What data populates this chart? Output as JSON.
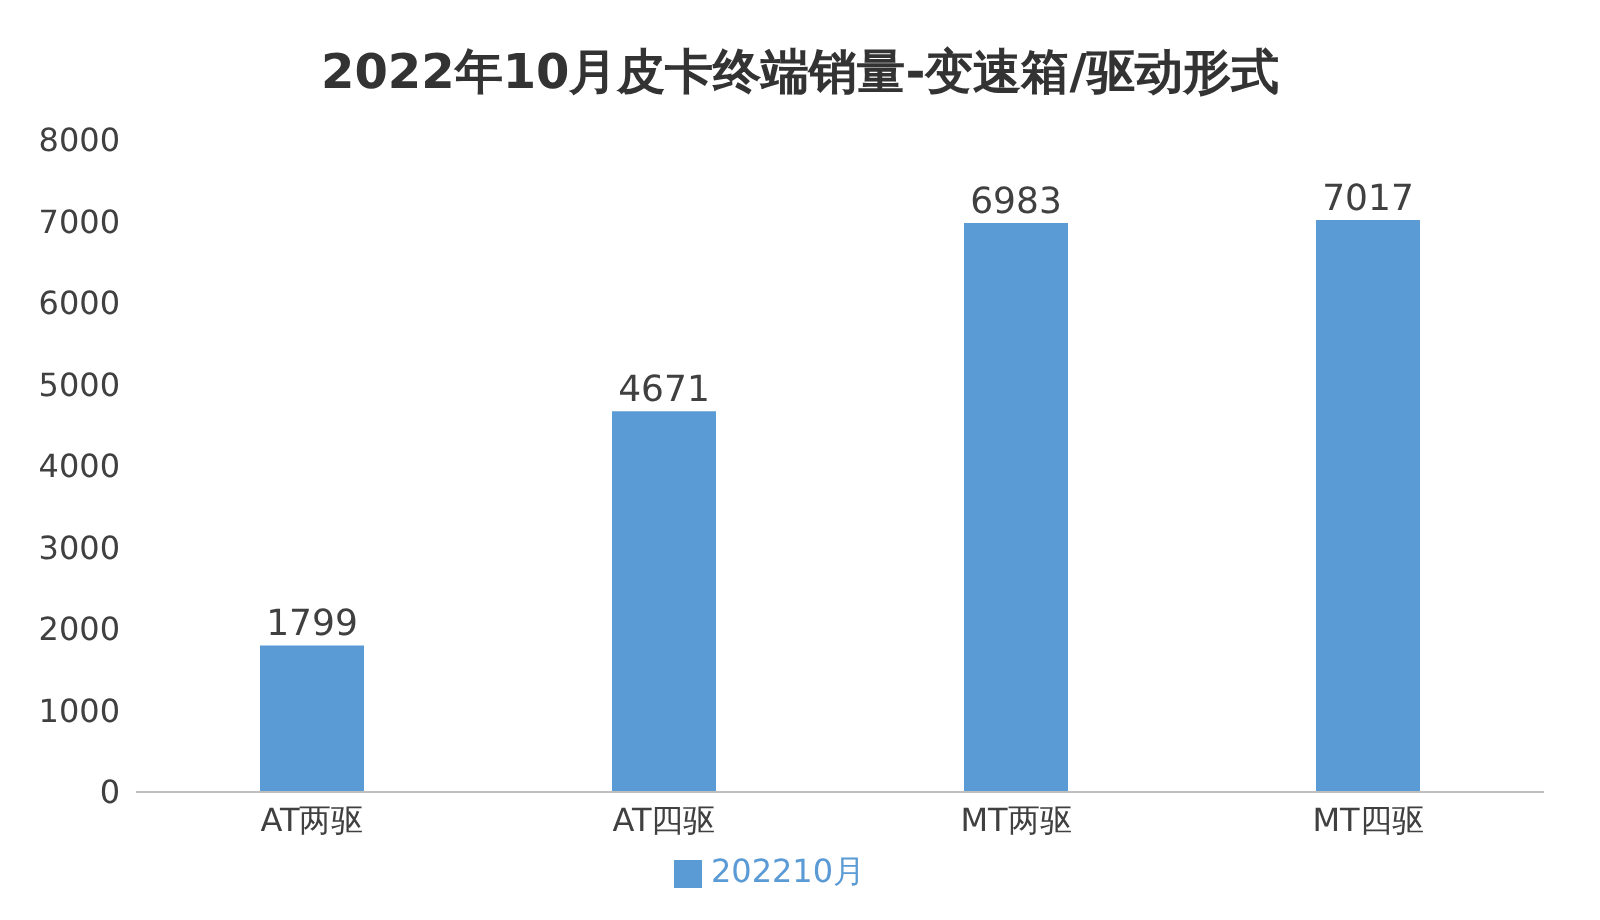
{
  "chart_data": {
    "type": "bar",
    "title": "2022年10月皮卡终端销量-变速箱/驱动形式",
    "categories": [
      "AT两驱",
      "AT四驱",
      "MT两驱",
      "MT四驱"
    ],
    "series": [
      {
        "name": "202210月",
        "color": "#5b9bd5",
        "values": [
          1799,
          4671,
          6983,
          7017
        ]
      }
    ],
    "ylim": [
      0,
      8000
    ],
    "yticks": [
      0,
      1000,
      2000,
      3000,
      4000,
      5000,
      6000,
      7000,
      8000
    ],
    "grid": false,
    "legend": "bottom",
    "data_labels": true
  }
}
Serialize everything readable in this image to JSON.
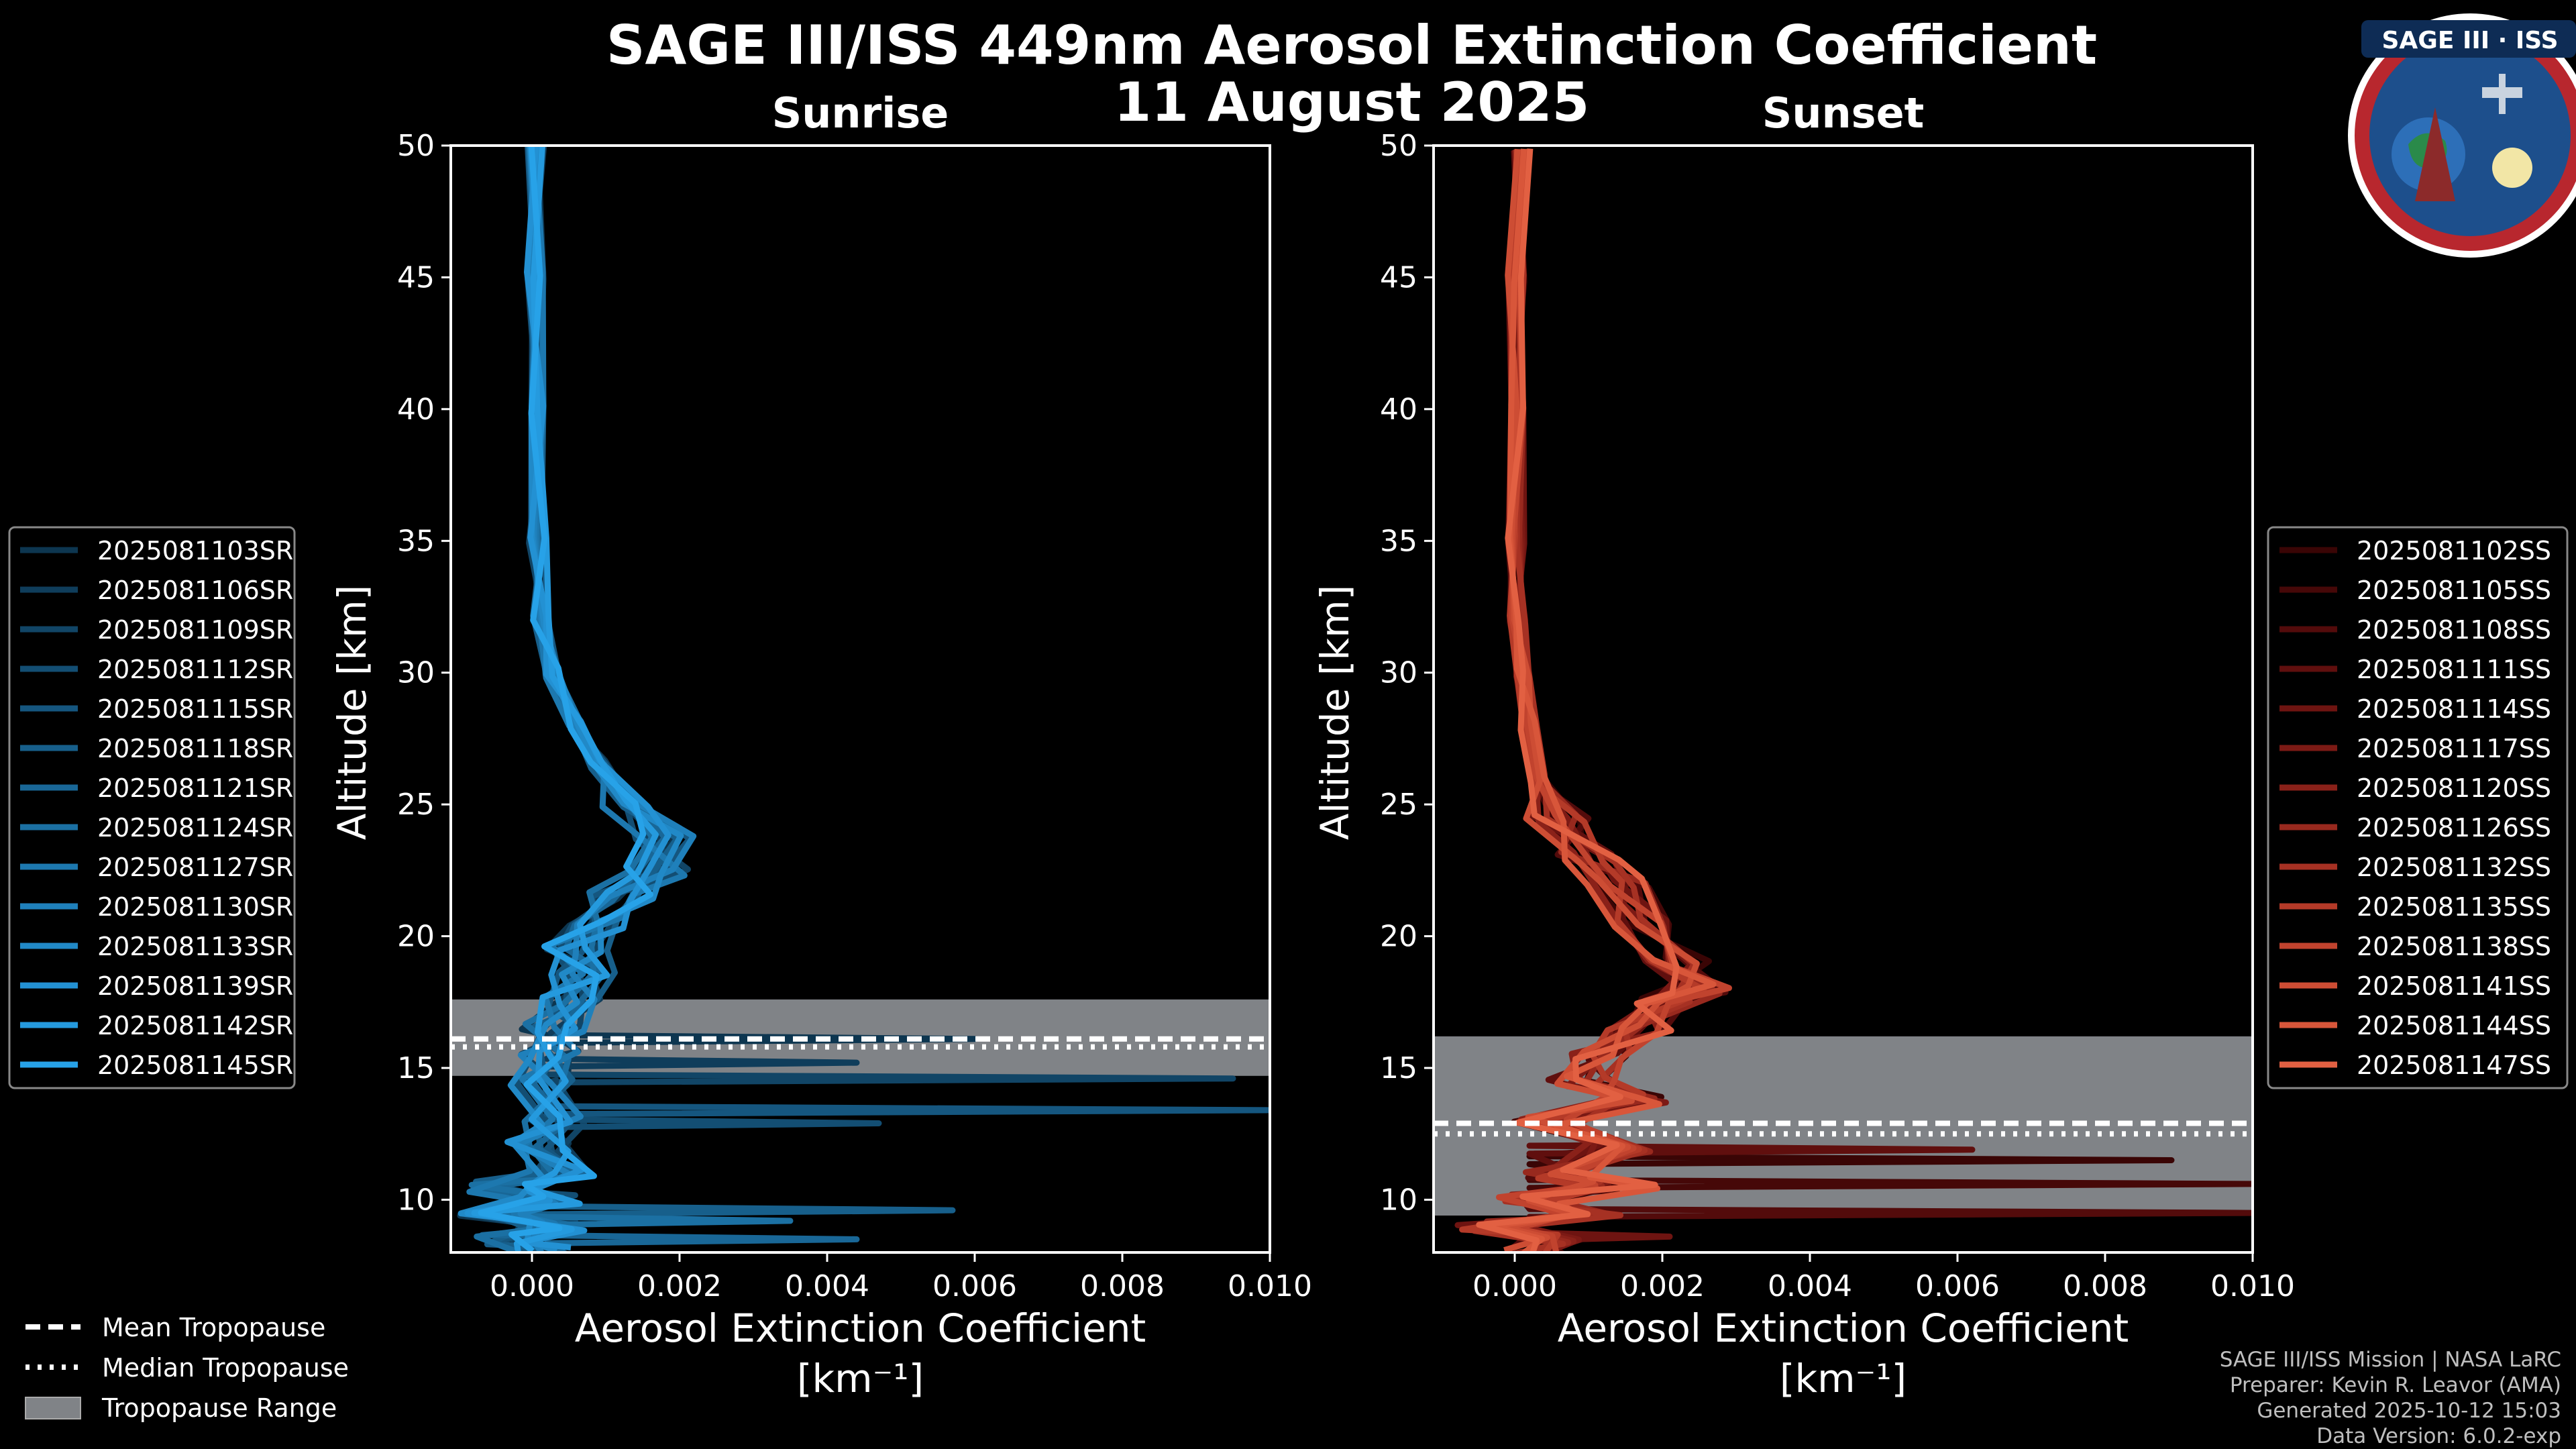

────

**Work required**: Restate each entry word for word, leaving out any pictures.

**Exercise solution**:
What data populates this chart? Output as JSON.
{
  "chart_data": {
    "type": "bar",
    "title": "2022年10月皮卡终端销量-变速箱/驱动形式",
    "categories": [
      "AT两驱",
      "AT四驱",
      "MT两驱",
      "MT四驱"
    ],
    "series": [
      {
        "name": "202210月",
        "color": "#5b9bd5",
        "values": [
          1799,
          4671,
          6983,
          7017
        ]
      }
    ],
    "ylim": [
      0,
      8000
    ],
    "yticks": [
      0,
      1000,
      2000,
      3000,
      4000,
      5000,
      6000,
      7000,
      8000
    ],
    "grid": false,
    "legend": "bottom",
    "data_labels": true
  }
}
Serialize everything readable in this image to JSON.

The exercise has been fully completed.